Collect each line of the records containing the string "ylabel".
>> begin Data provided
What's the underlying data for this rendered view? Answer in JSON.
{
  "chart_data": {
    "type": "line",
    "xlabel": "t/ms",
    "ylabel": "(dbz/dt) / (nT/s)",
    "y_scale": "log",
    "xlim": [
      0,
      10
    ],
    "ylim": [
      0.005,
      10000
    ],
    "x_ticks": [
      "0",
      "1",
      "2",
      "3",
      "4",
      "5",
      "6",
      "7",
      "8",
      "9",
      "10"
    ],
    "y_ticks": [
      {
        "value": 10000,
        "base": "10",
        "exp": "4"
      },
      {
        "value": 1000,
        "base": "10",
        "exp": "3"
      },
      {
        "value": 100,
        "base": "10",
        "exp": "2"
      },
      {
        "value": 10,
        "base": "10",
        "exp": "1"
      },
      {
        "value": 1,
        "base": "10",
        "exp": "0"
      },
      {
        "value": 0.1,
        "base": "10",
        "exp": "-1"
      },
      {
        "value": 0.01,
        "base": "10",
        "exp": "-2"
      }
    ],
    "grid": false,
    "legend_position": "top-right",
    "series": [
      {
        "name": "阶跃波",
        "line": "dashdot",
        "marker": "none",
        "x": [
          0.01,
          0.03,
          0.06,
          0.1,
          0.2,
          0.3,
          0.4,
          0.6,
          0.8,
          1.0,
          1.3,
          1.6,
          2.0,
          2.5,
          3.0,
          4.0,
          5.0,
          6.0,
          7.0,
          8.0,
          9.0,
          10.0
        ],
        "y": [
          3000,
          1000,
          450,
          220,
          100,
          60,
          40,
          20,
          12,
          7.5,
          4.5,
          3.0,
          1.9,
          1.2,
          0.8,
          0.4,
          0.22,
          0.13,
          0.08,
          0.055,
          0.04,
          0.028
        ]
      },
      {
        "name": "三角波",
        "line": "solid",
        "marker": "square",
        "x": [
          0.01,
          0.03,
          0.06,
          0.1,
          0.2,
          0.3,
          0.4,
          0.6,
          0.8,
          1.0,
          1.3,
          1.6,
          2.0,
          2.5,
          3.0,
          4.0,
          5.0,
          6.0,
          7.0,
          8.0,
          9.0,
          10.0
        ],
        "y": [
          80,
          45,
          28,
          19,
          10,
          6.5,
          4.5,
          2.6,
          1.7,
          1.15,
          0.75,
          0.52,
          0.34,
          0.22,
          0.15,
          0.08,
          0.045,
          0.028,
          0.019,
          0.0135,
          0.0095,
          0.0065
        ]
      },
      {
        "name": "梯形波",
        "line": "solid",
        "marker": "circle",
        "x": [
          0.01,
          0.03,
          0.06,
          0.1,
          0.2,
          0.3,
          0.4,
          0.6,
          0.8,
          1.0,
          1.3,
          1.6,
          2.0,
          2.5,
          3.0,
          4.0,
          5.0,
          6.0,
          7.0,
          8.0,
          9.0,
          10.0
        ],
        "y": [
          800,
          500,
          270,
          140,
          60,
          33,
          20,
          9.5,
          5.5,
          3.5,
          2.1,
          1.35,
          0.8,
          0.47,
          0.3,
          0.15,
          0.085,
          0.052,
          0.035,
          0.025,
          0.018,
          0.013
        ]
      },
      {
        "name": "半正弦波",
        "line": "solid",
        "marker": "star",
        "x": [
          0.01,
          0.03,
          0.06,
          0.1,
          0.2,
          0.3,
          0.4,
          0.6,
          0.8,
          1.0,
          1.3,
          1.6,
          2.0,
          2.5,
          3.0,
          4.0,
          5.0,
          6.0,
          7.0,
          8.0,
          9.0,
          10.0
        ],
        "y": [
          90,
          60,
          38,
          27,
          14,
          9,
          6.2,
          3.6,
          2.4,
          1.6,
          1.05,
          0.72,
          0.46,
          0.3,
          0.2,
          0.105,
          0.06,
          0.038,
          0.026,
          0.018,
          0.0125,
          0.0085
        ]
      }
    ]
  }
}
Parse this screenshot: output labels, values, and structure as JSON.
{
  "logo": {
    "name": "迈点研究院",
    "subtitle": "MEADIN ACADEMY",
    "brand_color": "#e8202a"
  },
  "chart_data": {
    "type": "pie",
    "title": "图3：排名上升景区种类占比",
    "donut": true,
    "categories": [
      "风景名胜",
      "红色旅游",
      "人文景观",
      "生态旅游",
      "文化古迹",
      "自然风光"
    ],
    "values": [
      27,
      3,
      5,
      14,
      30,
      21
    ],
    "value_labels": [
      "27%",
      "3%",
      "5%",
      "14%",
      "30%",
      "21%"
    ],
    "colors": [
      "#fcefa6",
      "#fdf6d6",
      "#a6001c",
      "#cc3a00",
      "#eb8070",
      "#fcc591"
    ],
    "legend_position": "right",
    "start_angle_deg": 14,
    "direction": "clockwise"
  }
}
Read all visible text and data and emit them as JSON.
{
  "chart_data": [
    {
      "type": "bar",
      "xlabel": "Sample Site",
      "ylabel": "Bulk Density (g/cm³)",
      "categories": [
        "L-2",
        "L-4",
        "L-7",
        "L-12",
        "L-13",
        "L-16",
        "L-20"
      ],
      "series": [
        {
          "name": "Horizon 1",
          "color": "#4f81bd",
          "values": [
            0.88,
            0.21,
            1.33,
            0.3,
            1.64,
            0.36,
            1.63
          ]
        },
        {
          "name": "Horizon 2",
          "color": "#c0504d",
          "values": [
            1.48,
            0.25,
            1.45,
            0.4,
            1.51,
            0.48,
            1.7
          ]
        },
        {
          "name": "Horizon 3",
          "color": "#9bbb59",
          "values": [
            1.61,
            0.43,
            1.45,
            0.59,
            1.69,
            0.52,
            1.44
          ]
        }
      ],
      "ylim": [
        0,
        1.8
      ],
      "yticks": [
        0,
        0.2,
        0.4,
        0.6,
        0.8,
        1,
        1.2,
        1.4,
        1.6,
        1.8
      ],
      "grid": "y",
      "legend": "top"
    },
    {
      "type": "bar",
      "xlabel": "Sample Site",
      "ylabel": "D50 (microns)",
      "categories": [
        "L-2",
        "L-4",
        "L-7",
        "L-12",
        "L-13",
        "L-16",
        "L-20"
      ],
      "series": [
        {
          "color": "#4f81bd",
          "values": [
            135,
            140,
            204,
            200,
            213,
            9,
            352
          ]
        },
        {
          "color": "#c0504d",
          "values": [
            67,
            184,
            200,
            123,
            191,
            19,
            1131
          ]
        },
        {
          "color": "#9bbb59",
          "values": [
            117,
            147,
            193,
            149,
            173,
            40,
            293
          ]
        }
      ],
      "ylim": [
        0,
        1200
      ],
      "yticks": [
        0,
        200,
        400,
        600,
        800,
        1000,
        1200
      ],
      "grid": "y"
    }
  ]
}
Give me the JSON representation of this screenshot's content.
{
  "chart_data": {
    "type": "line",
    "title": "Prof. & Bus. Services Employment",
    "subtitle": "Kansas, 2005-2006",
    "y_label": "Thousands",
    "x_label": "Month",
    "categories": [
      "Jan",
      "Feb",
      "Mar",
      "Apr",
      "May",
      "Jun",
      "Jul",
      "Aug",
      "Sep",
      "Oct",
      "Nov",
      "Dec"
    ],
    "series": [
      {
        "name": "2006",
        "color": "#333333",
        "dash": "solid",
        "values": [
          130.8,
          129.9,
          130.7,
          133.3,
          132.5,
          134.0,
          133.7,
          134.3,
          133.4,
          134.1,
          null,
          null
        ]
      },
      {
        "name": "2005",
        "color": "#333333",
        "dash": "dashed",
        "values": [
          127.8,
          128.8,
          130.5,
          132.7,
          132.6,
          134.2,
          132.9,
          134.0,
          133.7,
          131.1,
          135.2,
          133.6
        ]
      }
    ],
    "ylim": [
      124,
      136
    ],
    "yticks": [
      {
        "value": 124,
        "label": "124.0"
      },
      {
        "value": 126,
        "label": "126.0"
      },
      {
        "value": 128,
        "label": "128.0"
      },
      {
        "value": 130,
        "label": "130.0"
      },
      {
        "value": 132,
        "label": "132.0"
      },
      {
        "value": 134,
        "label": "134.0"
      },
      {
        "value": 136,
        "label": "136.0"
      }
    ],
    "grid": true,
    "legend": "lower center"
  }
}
>> end Data provided
In response:
    "ylabel": "(dbz/dt) / (nT/s)",
      "ylabel": "Bulk Density (g/cm³)",
      "ylabel": "D50 (microns)",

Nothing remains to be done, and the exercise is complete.